For this exercise, repeat all of the material verbatim apart from its images.

start GIVEN RECORDS

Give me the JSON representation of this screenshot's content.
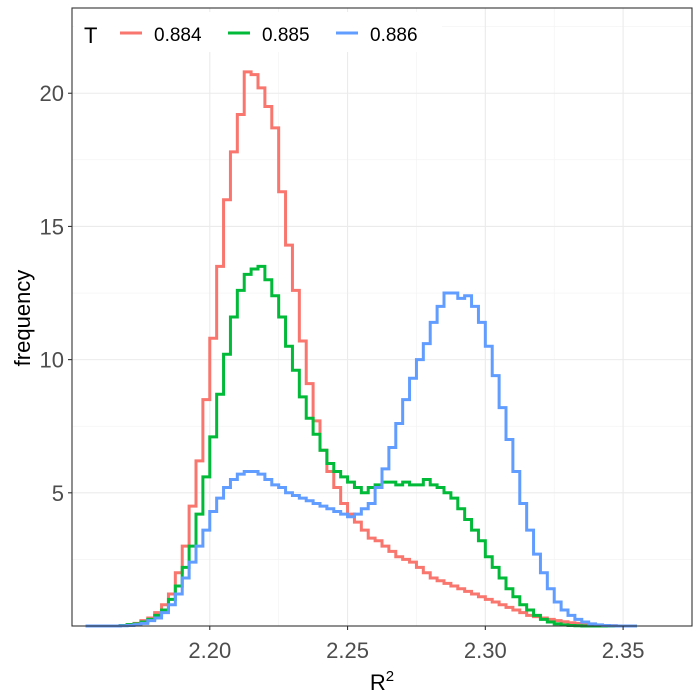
{
  "chart_data": {
    "type": "line",
    "step": true,
    "xlabel": "R",
    "xlabel_sup": "2",
    "ylabel": "frequency",
    "xlim": [
      2.15,
      2.375
    ],
    "ylim": [
      0,
      23.2
    ],
    "x_ticks": [
      2.2,
      2.25,
      2.3,
      2.35
    ],
    "x_tick_labels": [
      "2.20",
      "2.25",
      "2.30",
      "2.35"
    ],
    "y_ticks": [
      5,
      10,
      15,
      20
    ],
    "y_tick_labels": [
      "5",
      "10",
      "15",
      "20"
    ],
    "grid": true,
    "legend": {
      "title": "T",
      "position": "top-left"
    },
    "bin_width": 0.0025,
    "x_start": 2.155,
    "series": [
      {
        "name": "0.884",
        "color": "#F8766D",
        "values": [
          0,
          0,
          0,
          0,
          0,
          0.02,
          0.05,
          0.1,
          0.2,
          0.3,
          0.5,
          0.8,
          1.2,
          2.0,
          3.0,
          4.5,
          6.2,
          8.5,
          10.8,
          13.5,
          16.0,
          17.8,
          19.2,
          20.8,
          20.7,
          20.2,
          19.5,
          18.7,
          16.3,
          14.3,
          12.6,
          10.7,
          9.1,
          7.7,
          6.6,
          5.8,
          5.2,
          4.6,
          4.2,
          3.9,
          3.6,
          3.3,
          3.2,
          3.0,
          2.8,
          2.6,
          2.5,
          2.4,
          2.2,
          2.0,
          1.8,
          1.7,
          1.6,
          1.5,
          1.4,
          1.3,
          1.2,
          1.1,
          1.0,
          0.9,
          0.8,
          0.7,
          0.6,
          0.5,
          0.4,
          0.35,
          0.3,
          0.25,
          0.2,
          0.16,
          0.12,
          0.1,
          0.07,
          0.05,
          0.03,
          0.02,
          0.01,
          0,
          0,
          0
        ]
      },
      {
        "name": "0.885",
        "color": "#00BA38",
        "values": [
          0,
          0,
          0,
          0,
          0,
          0.02,
          0.05,
          0.08,
          0.15,
          0.25,
          0.4,
          0.6,
          1.0,
          1.5,
          2.2,
          3.0,
          4.2,
          5.6,
          7.1,
          8.7,
          10.2,
          11.6,
          12.6,
          13.2,
          13.4,
          13.5,
          13.0,
          12.4,
          11.6,
          10.5,
          9.6,
          8.6,
          7.8,
          7.2,
          6.6,
          6.1,
          5.8,
          5.6,
          5.4,
          5.2,
          5.0,
          5.2,
          5.3,
          5.4,
          5.4,
          5.3,
          5.4,
          5.3,
          5.3,
          5.5,
          5.3,
          5.2,
          5.0,
          4.8,
          4.4,
          4.0,
          3.6,
          3.2,
          2.6,
          2.2,
          1.8,
          1.4,
          1.1,
          0.8,
          0.6,
          0.4,
          0.25,
          0.15,
          0.08,
          0.04,
          0.02,
          0.01,
          0,
          0,
          0,
          0,
          0,
          0,
          0,
          0
        ]
      },
      {
        "name": "0.886",
        "color": "#619CFF",
        "values": [
          0,
          0,
          0,
          0,
          0,
          0.01,
          0.02,
          0.05,
          0.1,
          0.2,
          0.3,
          0.5,
          0.8,
          1.2,
          1.8,
          2.4,
          3.0,
          3.6,
          4.3,
          4.8,
          5.2,
          5.5,
          5.7,
          5.8,
          5.8,
          5.7,
          5.5,
          5.3,
          5.2,
          5.0,
          4.9,
          4.8,
          4.7,
          4.6,
          4.5,
          4.4,
          4.3,
          4.2,
          4.1,
          4.2,
          4.4,
          4.6,
          5.2,
          5.9,
          6.7,
          7.6,
          8.5,
          9.3,
          10.0,
          10.6,
          11.4,
          12.0,
          12.5,
          12.5,
          12.3,
          12.4,
          12.0,
          11.4,
          10.5,
          9.4,
          8.2,
          7.0,
          5.8,
          4.6,
          3.6,
          2.7,
          2.0,
          1.4,
          0.9,
          0.6,
          0.4,
          0.25,
          0.15,
          0.08,
          0.04,
          0.02,
          0.01,
          0,
          0,
          0
        ]
      }
    ]
  }
}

end GIVEN RECORDS

*EXERCISE RESULT*
Give me the JSON representation of this screenshot's content.
{
  "chart_data": {
    "type": "line",
    "step": true,
    "xlabel": "R",
    "xlabel_sup": "2",
    "ylabel": "frequency",
    "xlim": [
      2.15,
      2.375
    ],
    "ylim": [
      0,
      23.2
    ],
    "x_ticks": [
      2.2,
      2.25,
      2.3,
      2.35
    ],
    "x_tick_labels": [
      "2.20",
      "2.25",
      "2.30",
      "2.35"
    ],
    "y_ticks": [
      5,
      10,
      15,
      20
    ],
    "y_tick_labels": [
      "5",
      "10",
      "15",
      "20"
    ],
    "grid": true,
    "legend": {
      "title": "T",
      "position": "top-left"
    },
    "bin_width": 0.0025,
    "x_start": 2.155,
    "series": [
      {
        "name": "0.884",
        "color": "#F8766D",
        "values": [
          0,
          0,
          0,
          0,
          0,
          0.02,
          0.05,
          0.1,
          0.2,
          0.3,
          0.5,
          0.8,
          1.2,
          2.0,
          3.0,
          4.5,
          6.2,
          8.5,
          10.8,
          13.5,
          16.0,
          17.8,
          19.2,
          20.8,
          20.7,
          20.2,
          19.5,
          18.7,
          16.3,
          14.3,
          12.6,
          10.7,
          9.1,
          7.7,
          6.6,
          5.8,
          5.2,
          4.6,
          4.2,
          3.9,
          3.6,
          3.3,
          3.2,
          3.0,
          2.8,
          2.6,
          2.5,
          2.4,
          2.2,
          2.0,
          1.8,
          1.7,
          1.6,
          1.5,
          1.4,
          1.3,
          1.2,
          1.1,
          1.0,
          0.9,
          0.8,
          0.7,
          0.6,
          0.5,
          0.4,
          0.35,
          0.3,
          0.25,
          0.2,
          0.16,
          0.12,
          0.1,
          0.07,
          0.05,
          0.03,
          0.02,
          0.01,
          0,
          0,
          0
        ]
      },
      {
        "name": "0.885",
        "color": "#00BA38",
        "values": [
          0,
          0,
          0,
          0,
          0,
          0.02,
          0.05,
          0.08,
          0.15,
          0.25,
          0.4,
          0.6,
          1.0,
          1.5,
          2.2,
          3.0,
          4.2,
          5.6,
          7.1,
          8.7,
          10.2,
          11.6,
          12.6,
          13.2,
          13.4,
          13.5,
          13.0,
          12.4,
          11.6,
          10.5,
          9.6,
          8.6,
          7.8,
          7.2,
          6.6,
          6.1,
          5.8,
          5.6,
          5.4,
          5.2,
          5.0,
          5.2,
          5.3,
          5.4,
          5.4,
          5.3,
          5.4,
          5.3,
          5.3,
          5.5,
          5.3,
          5.2,
          5.0,
          4.8,
          4.4,
          4.0,
          3.6,
          3.2,
          2.6,
          2.2,
          1.8,
          1.4,
          1.1,
          0.8,
          0.6,
          0.4,
          0.25,
          0.15,
          0.08,
          0.04,
          0.02,
          0.01,
          0,
          0,
          0,
          0,
          0,
          0,
          0,
          0
        ]
      },
      {
        "name": "0.886",
        "color": "#619CFF",
        "values": [
          0,
          0,
          0,
          0,
          0,
          0.01,
          0.02,
          0.05,
          0.1,
          0.2,
          0.3,
          0.5,
          0.8,
          1.2,
          1.8,
          2.4,
          3.0,
          3.6,
          4.3,
          4.8,
          5.2,
          5.5,
          5.7,
          5.8,
          5.8,
          5.7,
          5.5,
          5.3,
          5.2,
          5.0,
          4.9,
          4.8,
          4.7,
          4.6,
          4.5,
          4.4,
          4.3,
          4.2,
          4.1,
          4.2,
          4.4,
          4.6,
          5.2,
          5.9,
          6.7,
          7.6,
          8.5,
          9.3,
          10.0,
          10.6,
          11.4,
          12.0,
          12.5,
          12.5,
          12.3,
          12.4,
          12.0,
          11.4,
          10.5,
          9.4,
          8.2,
          7.0,
          5.8,
          4.6,
          3.6,
          2.7,
          2.0,
          1.4,
          0.9,
          0.6,
          0.4,
          0.25,
          0.15,
          0.08,
          0.04,
          0.02,
          0.01,
          0,
          0,
          0
        ]
      }
    ]
  }
}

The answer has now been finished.